_Exercise goal_
Find the lines that hold "beschlossen". Report only how many there are.
======
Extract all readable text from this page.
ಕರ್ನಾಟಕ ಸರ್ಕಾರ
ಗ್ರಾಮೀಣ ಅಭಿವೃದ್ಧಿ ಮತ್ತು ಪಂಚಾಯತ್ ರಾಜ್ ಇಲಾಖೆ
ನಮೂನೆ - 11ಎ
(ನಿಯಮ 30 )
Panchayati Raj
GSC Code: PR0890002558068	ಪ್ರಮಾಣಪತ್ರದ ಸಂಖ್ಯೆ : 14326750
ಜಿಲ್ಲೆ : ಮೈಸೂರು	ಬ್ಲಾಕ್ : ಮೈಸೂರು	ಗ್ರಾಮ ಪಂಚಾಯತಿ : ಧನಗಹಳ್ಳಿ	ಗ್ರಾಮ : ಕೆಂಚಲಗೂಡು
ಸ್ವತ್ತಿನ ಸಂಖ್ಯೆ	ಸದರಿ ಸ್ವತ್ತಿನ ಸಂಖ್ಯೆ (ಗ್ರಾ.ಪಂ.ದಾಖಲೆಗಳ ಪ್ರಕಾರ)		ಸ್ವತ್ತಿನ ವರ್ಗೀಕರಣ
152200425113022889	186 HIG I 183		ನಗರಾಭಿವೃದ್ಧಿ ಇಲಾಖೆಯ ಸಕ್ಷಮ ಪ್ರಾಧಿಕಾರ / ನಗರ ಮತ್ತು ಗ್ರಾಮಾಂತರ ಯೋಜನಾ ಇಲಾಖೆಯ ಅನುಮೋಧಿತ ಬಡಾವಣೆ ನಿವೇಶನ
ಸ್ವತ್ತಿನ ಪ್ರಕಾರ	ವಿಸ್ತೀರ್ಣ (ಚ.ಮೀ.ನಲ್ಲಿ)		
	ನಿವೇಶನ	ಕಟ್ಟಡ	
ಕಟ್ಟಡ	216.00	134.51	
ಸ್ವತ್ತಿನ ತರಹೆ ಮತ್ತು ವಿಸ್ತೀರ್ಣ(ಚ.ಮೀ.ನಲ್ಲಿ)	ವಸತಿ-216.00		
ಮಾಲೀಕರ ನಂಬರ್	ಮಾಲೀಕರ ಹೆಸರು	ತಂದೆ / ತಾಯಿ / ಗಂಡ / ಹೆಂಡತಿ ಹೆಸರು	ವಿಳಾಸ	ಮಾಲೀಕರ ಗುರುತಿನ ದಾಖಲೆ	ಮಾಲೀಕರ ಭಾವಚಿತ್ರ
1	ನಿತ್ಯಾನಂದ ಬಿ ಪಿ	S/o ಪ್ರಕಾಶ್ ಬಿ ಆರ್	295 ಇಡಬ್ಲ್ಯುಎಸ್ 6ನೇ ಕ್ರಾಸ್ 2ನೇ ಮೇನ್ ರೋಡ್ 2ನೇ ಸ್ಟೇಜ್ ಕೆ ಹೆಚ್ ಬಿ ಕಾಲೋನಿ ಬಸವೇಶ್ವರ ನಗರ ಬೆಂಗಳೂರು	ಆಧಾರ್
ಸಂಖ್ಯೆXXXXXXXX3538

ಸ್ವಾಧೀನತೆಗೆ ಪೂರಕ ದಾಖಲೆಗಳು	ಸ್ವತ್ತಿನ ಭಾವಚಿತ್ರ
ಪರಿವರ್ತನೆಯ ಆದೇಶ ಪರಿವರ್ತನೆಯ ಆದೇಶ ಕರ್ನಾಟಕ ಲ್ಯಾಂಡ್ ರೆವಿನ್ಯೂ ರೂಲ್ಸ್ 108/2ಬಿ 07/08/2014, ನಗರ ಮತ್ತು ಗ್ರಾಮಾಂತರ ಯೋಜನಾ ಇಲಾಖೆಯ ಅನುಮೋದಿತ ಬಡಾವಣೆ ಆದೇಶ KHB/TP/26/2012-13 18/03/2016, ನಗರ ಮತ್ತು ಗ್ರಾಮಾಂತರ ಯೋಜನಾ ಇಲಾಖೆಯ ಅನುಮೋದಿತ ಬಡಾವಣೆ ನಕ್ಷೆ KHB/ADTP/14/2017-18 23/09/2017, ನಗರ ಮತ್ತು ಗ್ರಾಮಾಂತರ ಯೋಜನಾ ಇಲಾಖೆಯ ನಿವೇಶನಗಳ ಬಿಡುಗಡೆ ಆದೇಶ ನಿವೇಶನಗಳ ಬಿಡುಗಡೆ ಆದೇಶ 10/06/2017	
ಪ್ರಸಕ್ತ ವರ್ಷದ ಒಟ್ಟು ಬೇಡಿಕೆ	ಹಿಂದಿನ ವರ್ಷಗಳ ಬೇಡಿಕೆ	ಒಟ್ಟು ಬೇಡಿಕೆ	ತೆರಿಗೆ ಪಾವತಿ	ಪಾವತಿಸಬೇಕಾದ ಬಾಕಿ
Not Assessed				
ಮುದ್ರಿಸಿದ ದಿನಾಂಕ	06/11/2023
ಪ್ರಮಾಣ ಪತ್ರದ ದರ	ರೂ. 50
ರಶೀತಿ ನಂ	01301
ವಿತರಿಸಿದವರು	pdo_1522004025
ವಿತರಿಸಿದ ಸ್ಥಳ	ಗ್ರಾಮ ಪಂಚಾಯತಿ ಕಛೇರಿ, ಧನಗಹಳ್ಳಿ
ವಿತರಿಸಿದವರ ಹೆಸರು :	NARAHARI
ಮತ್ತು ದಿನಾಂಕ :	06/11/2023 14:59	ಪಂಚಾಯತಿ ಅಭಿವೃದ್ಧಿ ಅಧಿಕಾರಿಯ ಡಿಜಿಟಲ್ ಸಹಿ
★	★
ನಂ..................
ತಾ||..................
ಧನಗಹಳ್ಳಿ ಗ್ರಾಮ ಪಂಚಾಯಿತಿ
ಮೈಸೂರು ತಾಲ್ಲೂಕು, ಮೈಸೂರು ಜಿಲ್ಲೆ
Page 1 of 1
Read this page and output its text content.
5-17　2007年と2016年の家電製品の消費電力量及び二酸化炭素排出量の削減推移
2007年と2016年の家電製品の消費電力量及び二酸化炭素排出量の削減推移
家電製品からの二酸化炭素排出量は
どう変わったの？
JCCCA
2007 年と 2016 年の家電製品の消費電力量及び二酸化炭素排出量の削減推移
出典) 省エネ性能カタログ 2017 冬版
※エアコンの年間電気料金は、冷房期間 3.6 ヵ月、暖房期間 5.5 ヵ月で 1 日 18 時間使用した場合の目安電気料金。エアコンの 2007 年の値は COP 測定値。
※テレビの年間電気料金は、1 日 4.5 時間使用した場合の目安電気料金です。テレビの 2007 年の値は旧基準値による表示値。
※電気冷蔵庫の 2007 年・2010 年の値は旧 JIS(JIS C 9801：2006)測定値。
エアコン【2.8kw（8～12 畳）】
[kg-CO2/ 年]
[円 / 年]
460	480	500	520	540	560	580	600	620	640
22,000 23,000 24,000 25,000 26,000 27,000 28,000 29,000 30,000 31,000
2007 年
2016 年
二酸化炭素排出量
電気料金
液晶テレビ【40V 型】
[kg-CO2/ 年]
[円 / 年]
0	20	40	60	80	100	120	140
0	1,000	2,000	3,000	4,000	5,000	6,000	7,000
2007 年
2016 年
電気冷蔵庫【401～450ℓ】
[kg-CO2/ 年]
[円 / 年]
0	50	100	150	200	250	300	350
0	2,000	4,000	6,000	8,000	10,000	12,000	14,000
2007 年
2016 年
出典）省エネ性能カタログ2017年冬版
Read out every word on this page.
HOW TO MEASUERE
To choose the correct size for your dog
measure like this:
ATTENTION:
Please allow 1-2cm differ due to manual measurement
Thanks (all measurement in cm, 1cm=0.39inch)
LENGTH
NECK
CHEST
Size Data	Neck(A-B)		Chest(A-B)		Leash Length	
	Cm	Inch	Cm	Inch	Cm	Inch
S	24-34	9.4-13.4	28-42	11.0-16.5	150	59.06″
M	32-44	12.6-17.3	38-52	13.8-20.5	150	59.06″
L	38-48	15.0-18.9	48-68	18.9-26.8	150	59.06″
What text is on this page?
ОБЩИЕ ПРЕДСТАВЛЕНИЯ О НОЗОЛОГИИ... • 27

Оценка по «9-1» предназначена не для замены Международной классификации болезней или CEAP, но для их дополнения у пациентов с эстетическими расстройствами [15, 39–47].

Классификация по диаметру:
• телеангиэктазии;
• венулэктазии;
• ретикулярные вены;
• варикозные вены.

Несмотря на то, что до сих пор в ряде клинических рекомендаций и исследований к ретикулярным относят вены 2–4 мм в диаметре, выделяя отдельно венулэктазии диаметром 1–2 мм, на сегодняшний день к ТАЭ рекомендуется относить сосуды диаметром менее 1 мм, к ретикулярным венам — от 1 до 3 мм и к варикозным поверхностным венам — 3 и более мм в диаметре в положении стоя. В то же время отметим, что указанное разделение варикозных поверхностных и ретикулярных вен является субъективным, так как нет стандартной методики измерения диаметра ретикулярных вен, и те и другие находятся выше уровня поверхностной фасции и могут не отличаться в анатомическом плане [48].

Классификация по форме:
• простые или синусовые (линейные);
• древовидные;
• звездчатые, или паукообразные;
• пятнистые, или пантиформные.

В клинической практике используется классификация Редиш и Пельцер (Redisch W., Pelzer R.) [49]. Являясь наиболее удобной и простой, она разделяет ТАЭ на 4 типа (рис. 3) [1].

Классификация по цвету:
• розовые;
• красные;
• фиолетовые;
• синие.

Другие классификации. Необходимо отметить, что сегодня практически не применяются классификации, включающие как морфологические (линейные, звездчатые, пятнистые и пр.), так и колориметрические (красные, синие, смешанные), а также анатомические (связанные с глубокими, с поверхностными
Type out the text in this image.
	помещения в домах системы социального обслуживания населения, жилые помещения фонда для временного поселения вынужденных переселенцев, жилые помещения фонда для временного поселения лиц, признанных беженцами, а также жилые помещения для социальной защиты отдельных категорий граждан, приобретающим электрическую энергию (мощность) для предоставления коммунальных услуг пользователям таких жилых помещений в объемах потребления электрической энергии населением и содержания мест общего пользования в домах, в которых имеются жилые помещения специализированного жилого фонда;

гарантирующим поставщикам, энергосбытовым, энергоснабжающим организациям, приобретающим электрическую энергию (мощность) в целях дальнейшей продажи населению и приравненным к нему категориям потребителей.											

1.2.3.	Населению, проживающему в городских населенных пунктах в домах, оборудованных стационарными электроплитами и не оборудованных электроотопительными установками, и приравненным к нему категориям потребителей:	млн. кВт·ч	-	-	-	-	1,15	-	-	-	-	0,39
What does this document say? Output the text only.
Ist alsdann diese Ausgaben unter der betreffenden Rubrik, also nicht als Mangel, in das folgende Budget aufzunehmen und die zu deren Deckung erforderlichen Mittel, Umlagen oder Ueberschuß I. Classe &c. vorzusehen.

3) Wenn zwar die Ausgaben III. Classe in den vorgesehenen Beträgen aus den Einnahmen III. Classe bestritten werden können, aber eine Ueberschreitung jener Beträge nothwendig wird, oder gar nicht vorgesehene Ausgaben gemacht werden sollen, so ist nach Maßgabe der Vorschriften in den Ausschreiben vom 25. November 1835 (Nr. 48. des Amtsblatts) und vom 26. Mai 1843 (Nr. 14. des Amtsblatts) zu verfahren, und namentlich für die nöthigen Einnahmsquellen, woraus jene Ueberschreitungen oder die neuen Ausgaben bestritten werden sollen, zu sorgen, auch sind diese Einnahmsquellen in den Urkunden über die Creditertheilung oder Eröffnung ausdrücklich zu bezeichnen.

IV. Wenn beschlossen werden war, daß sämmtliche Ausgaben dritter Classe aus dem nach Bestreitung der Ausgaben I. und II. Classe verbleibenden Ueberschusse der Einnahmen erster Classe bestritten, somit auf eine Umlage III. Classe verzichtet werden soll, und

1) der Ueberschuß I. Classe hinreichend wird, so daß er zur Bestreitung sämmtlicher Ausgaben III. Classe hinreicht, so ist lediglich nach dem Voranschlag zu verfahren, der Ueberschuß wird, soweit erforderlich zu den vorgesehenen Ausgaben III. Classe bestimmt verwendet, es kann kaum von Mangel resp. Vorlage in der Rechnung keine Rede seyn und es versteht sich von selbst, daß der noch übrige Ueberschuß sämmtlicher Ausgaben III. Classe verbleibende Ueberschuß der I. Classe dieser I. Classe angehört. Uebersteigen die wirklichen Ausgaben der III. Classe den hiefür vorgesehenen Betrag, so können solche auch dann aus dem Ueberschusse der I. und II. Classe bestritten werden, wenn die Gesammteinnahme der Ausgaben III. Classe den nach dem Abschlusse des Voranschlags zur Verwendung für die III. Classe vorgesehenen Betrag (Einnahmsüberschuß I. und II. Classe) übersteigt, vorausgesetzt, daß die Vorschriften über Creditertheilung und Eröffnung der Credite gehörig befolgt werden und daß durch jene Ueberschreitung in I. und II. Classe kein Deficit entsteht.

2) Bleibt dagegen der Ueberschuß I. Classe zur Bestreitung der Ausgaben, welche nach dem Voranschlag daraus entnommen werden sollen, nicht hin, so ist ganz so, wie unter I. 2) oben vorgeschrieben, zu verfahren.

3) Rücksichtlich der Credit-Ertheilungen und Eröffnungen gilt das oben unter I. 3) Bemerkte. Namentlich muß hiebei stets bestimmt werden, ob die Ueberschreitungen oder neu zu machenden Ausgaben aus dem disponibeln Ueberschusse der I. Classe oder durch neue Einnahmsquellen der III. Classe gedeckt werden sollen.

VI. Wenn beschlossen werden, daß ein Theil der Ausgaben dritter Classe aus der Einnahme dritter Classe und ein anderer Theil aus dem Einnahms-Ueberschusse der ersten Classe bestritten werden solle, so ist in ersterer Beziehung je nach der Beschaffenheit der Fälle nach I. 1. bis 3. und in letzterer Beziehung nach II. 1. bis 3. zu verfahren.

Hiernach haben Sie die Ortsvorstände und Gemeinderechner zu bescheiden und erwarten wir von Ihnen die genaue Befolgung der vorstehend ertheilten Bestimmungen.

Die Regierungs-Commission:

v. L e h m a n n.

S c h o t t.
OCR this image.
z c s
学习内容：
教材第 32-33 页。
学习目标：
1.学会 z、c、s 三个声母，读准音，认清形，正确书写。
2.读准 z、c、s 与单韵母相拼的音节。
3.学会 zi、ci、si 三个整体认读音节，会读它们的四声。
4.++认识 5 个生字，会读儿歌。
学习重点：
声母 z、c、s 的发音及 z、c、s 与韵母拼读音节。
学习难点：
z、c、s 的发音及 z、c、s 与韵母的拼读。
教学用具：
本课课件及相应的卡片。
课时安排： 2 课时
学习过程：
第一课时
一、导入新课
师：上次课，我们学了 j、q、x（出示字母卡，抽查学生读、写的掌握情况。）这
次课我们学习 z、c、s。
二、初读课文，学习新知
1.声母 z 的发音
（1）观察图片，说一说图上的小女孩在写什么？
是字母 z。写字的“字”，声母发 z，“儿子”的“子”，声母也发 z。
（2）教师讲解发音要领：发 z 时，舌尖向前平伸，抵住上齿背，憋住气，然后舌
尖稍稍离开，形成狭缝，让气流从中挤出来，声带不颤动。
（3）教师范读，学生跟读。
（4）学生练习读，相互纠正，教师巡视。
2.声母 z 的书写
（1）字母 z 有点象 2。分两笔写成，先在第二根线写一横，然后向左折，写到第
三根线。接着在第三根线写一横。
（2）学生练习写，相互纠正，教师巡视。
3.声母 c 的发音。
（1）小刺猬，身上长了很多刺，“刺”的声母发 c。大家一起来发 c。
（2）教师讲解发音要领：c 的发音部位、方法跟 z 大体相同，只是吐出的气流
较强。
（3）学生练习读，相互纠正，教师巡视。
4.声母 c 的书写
======
_Exercise response_
2